Report how many lines contain "tinh", with no other words.

→ Supplied material
::::
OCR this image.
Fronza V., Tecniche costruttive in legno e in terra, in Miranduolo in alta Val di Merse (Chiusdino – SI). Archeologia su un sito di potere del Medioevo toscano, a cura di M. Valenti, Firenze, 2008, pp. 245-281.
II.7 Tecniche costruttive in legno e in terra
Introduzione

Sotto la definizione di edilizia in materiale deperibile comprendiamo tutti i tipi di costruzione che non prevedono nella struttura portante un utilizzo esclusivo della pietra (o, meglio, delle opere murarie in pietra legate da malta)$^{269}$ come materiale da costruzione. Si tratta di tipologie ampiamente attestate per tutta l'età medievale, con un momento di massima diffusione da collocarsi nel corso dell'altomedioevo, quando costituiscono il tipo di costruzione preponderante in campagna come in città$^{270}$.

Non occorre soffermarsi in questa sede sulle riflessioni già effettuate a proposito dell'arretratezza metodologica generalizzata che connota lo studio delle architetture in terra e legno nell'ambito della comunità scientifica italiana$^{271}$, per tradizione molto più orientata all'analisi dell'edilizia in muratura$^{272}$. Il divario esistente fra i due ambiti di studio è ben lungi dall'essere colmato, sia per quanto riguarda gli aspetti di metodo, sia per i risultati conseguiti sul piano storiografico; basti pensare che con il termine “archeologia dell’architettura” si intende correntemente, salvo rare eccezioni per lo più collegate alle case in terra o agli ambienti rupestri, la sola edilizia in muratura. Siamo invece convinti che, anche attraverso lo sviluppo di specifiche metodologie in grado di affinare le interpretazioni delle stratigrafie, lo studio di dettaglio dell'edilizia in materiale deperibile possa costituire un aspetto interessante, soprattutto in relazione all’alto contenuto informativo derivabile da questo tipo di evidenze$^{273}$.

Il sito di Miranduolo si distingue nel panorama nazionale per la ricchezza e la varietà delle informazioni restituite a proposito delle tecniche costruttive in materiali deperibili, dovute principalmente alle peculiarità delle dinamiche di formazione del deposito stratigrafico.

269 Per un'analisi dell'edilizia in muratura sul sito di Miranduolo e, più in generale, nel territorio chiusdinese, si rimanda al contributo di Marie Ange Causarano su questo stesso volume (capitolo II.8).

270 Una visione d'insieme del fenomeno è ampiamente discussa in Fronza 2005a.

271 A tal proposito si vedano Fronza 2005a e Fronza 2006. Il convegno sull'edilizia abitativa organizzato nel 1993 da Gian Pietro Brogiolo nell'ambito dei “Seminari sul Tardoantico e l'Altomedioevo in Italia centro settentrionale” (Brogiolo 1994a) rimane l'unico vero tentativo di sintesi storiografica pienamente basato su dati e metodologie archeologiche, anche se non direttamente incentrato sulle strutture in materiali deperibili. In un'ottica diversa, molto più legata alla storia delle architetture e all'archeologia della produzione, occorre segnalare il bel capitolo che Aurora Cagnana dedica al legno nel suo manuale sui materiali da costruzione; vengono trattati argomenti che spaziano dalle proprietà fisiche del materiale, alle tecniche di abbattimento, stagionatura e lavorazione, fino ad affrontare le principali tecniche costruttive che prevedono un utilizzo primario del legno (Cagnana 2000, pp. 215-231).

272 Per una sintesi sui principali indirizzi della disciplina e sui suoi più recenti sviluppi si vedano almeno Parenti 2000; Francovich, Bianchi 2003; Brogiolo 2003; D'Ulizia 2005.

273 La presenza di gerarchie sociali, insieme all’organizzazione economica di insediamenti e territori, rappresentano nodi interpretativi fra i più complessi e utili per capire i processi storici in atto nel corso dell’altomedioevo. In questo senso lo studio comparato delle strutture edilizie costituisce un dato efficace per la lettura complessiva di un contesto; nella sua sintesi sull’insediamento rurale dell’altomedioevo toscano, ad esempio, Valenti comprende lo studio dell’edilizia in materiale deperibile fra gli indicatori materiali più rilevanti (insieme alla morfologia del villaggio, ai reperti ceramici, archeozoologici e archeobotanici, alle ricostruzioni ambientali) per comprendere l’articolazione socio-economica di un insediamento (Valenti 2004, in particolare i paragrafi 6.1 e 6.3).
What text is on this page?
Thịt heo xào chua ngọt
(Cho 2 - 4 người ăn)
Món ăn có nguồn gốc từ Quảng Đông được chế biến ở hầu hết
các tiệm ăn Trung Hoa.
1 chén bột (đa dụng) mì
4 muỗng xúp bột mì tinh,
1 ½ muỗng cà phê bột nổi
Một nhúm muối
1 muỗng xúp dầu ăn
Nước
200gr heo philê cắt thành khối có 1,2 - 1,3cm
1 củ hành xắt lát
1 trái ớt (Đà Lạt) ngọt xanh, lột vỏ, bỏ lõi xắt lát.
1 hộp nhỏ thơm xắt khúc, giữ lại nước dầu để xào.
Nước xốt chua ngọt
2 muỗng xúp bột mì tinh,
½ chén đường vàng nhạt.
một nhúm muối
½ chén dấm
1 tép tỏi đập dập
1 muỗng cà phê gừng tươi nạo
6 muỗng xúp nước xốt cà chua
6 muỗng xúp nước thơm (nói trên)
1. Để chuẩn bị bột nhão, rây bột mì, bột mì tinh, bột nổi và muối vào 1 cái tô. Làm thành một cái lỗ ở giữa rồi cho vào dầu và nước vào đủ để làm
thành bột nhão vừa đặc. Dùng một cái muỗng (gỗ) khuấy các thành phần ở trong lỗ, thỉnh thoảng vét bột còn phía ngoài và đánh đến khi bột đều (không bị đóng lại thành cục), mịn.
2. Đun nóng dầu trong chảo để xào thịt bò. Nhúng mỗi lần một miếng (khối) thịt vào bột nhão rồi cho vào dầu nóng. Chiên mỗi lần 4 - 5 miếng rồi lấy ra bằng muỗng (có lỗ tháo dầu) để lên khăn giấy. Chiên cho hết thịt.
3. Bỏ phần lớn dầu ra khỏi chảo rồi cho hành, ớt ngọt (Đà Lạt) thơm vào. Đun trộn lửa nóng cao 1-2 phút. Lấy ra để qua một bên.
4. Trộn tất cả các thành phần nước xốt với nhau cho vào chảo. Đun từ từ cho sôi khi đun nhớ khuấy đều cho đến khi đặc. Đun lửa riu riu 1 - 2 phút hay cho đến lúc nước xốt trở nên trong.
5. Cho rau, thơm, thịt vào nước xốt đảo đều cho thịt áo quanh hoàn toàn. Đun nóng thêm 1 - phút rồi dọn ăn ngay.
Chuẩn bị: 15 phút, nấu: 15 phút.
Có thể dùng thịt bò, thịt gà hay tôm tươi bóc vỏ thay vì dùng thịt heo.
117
::::
→ Correct result
3